Collected data entries
____
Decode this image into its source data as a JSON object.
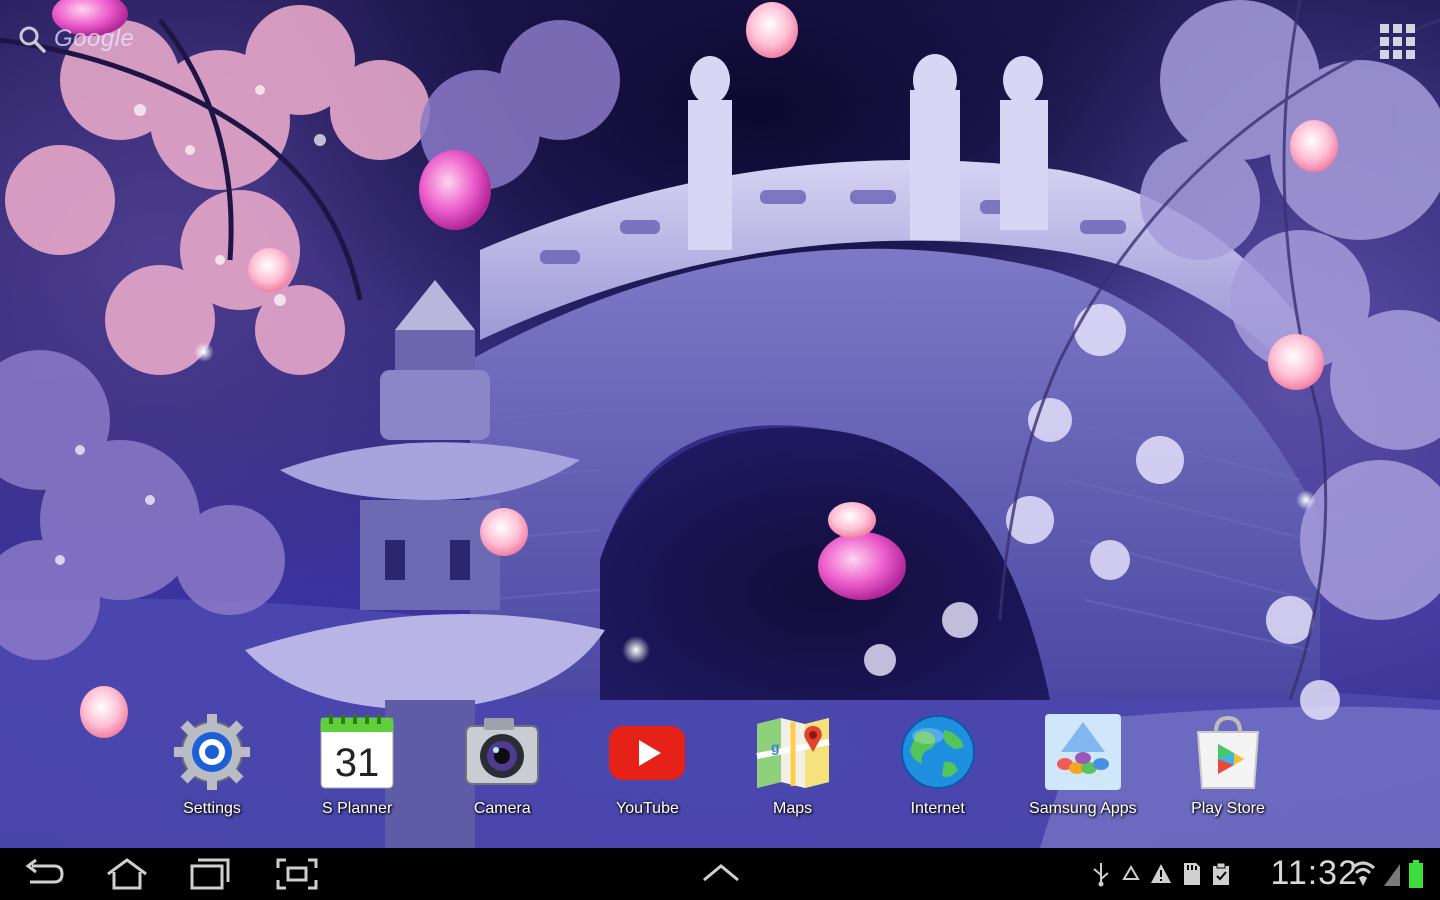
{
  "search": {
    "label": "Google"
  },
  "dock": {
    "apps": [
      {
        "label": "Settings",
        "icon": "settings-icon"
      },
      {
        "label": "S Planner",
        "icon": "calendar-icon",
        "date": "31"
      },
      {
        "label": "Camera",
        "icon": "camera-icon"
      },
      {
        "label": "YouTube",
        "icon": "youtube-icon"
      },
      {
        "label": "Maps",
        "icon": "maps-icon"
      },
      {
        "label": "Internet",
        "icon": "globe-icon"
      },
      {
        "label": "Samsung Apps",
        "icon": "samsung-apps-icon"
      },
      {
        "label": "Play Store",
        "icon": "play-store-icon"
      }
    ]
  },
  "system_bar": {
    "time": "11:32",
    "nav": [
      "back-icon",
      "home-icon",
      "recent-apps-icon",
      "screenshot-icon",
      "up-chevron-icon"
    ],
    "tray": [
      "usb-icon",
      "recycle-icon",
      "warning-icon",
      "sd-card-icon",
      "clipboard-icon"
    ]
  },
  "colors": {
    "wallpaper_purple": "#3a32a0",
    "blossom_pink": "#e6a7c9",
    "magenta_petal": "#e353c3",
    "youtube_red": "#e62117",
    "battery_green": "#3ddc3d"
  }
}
____
> Exercise description
Each line with the string "label" in it needs to be found and copied.

> Reply to the exercise
    "label": "Google"
        "label": "Settings",
        "label": "S Planner",
        "label": "Camera",
        "label": "YouTube",
        "label": "Maps",
        "label": "Internet",
        "label": "Samsung Apps",
        "label": "Play Store",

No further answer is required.